Problem description: Count the lines below that contain the word "service", and reply with only that number.

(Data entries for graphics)
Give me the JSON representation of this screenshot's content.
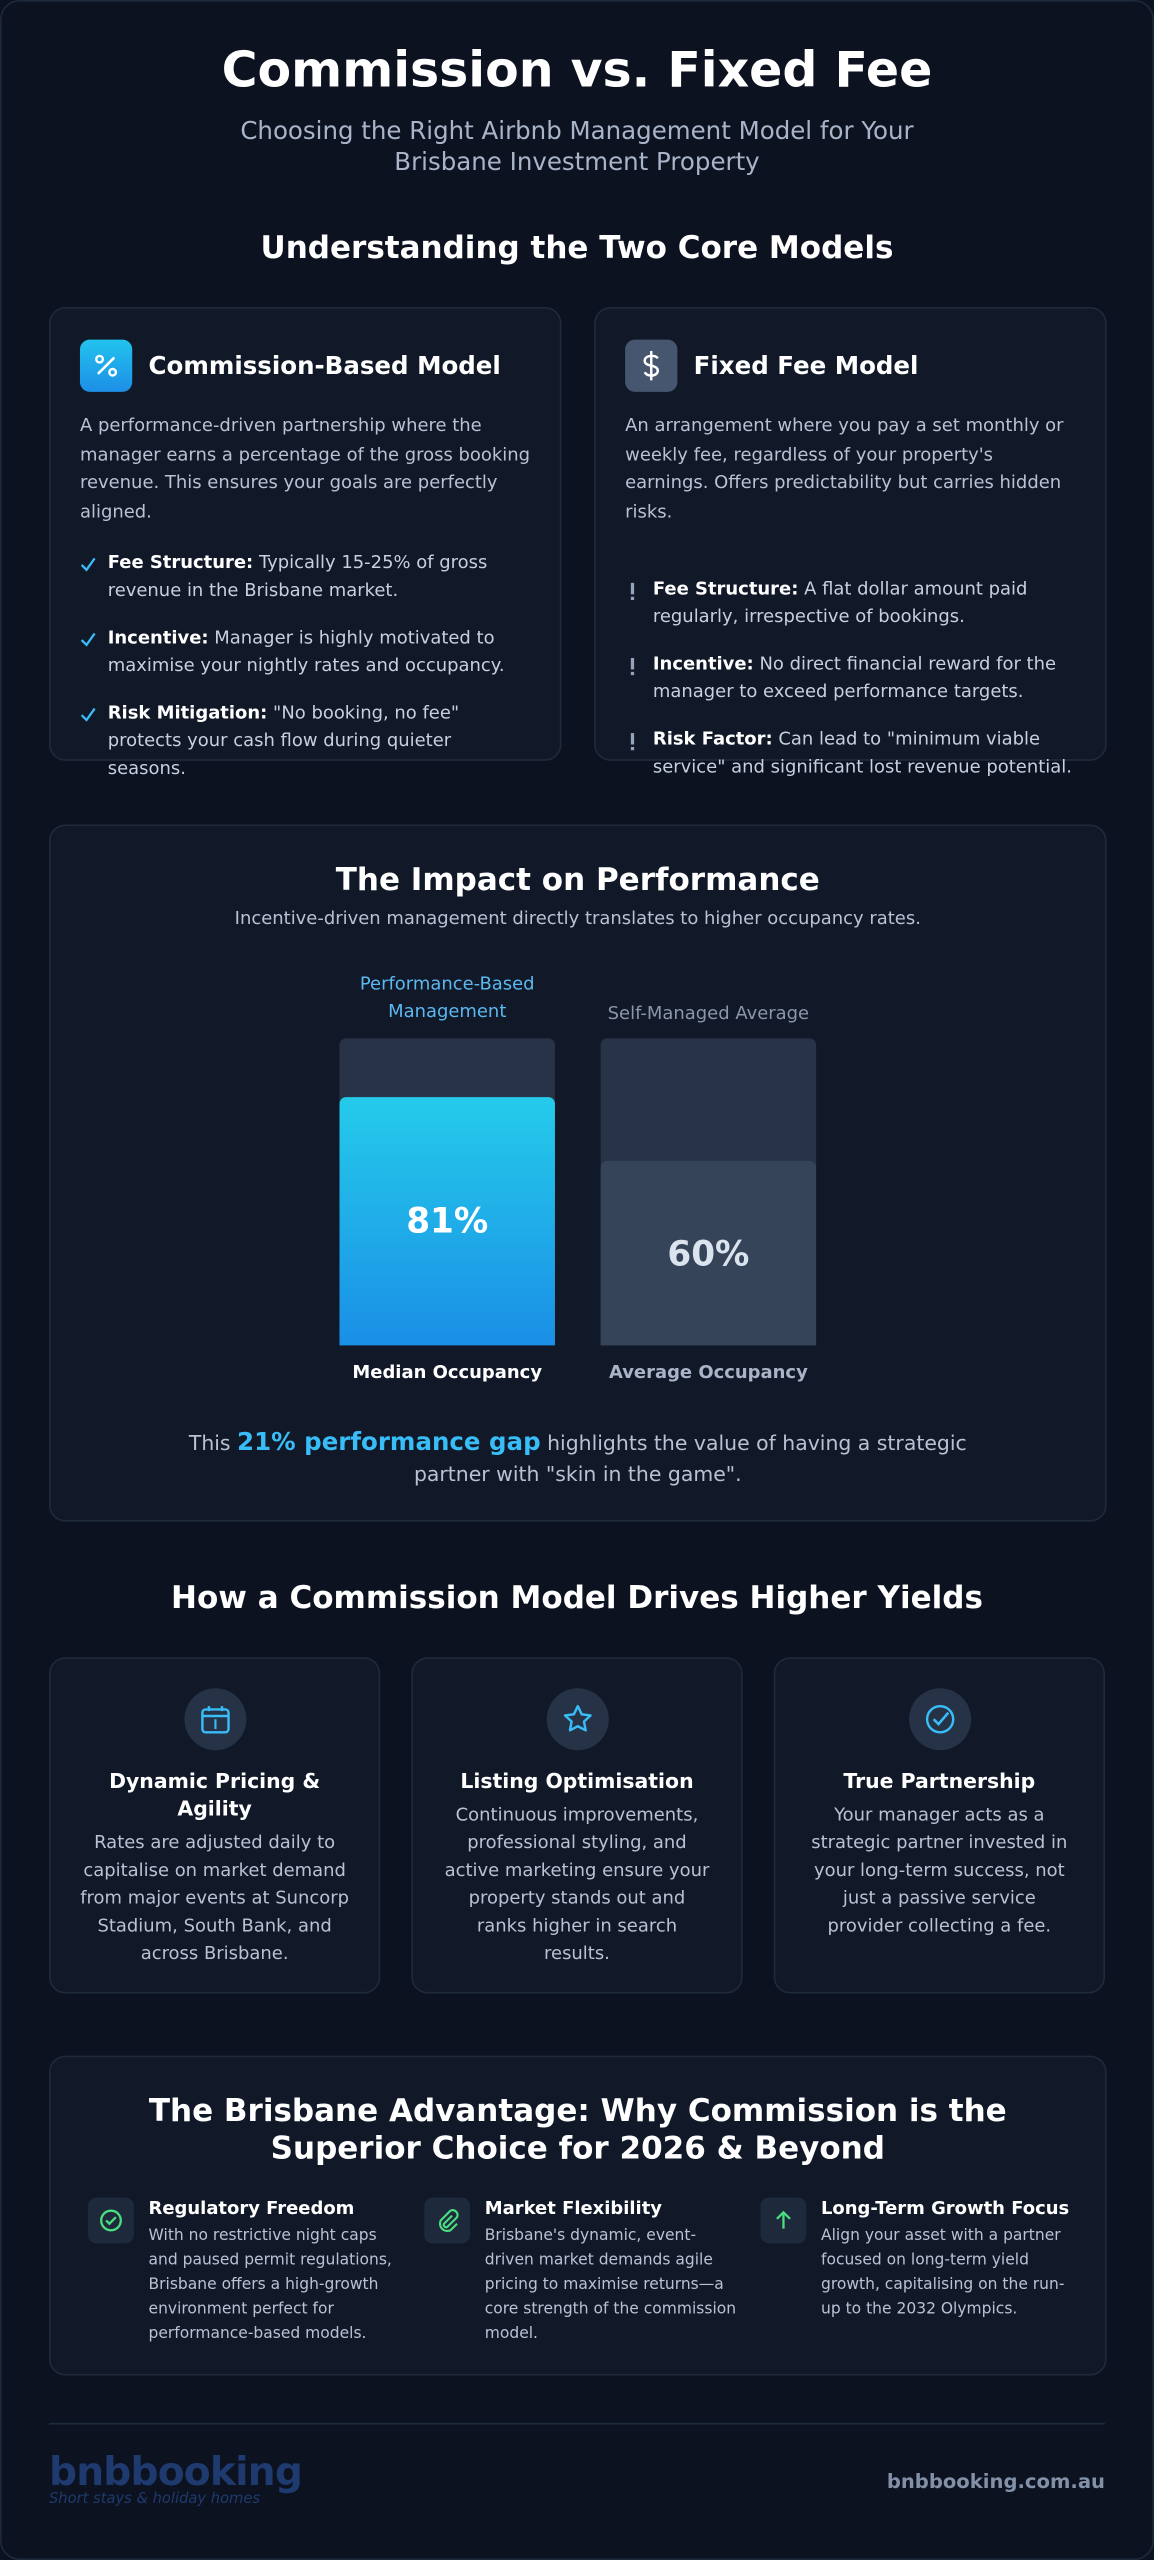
{
  "header": {
    "title": "Commission vs. Fixed Fee",
    "subtitle": "Choosing the Right Airbnb Management Model for Your Brisbane Investment Property"
  },
  "models": {
    "heading": "Understanding the Two Core Models",
    "cards": [
      {
        "title": "Commission-Based Model",
        "description": "A performance-driven partnership where the manager earns a percentage of the gross booking revenue. This ensures your goals are perfectly aligned.",
        "points": [
          {
            "label": "Fee Structure:",
            "text": "Typically 15-25% of gross revenue in the Brisbane market."
          },
          {
            "label": "Incentive:",
            "text": "Manager is highly motivated to maximise your nightly rates and occupancy."
          },
          {
            "label": "Risk Mitigation:",
            "text": "\"No booking, no fee\" protects your cash flow during quieter seasons."
          }
        ]
      },
      {
        "title": "Fixed Fee Model",
        "description": "An arrangement where you pay a set monthly or weekly fee, regardless of your property's earnings. Offers predictability but carries hidden risks.",
        "points": [
          {
            "label": "Fee Structure:",
            "text": "A flat dollar amount paid regularly, irrespective of bookings."
          },
          {
            "label": "Incentive:",
            "text": "No direct financial reward for the manager to exceed performance targets."
          },
          {
            "label": "Risk Factor:",
            "text": "Can lead to \"minimum viable service\" and significant lost revenue potential."
          }
        ]
      }
    ]
  },
  "performance": {
    "title": "The Impact on Performance",
    "subtitle": "Incentive-driven management directly translates to higher occupancy rates.",
    "ylim": [
      0,
      100
    ],
    "bars": [
      {
        "name": "Performance-Based Management",
        "value": 81,
        "value_label": "81%",
        "caption": "Median Occupancy"
      },
      {
        "name": "Self-Managed Average",
        "value": 60,
        "value_label": "60%",
        "caption": "Average Occupancy"
      }
    ],
    "note": {
      "prefix": "This",
      "highlight": "21% performance gap",
      "suffix": "highlights the value of having a strategic partner with \"skin in the game\"."
    }
  },
  "drivers": {
    "heading": "How a Commission Model Drives Higher Yields",
    "cards": [
      {
        "title": "Dynamic Pricing & Agility",
        "text": "Rates are adjusted daily to capitalise on market demand from major events at Suncorp Stadium, South Bank, and across Brisbane."
      },
      {
        "title": "Listing Optimisation",
        "text": "Continuous improvements, professional styling, and active marketing ensure your property stands out and ranks higher in search results."
      },
      {
        "title": "True Partnership",
        "text": "Your manager acts as a strategic partner invested in your long-term success, not just a passive service provider collecting a fee."
      }
    ]
  },
  "advantage": {
    "title": "The Brisbane Advantage: Why Commission is the Superior Choice for 2026 & Beyond",
    "items": [
      {
        "title": "Regulatory Freedom",
        "text": "With no restrictive night caps and paused permit regulations, Brisbane offers a high-growth environment perfect for performance-based models."
      },
      {
        "title": "Market Flexibility",
        "text": "Brisbane's dynamic, event-driven market demands agile pricing to maximise returns—a core strength of the commission model."
      },
      {
        "title": "Long-Term Growth Focus",
        "text": "Align your asset with a partner focused on long-term yield growth, capitalising on the run-up to the 2032 Olympics."
      }
    ]
  },
  "footer": {
    "logo": "bnbbooking",
    "tagline": "Short stays & holiday homes",
    "url": "bnbbooking.com.au"
  }
}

Written response: 2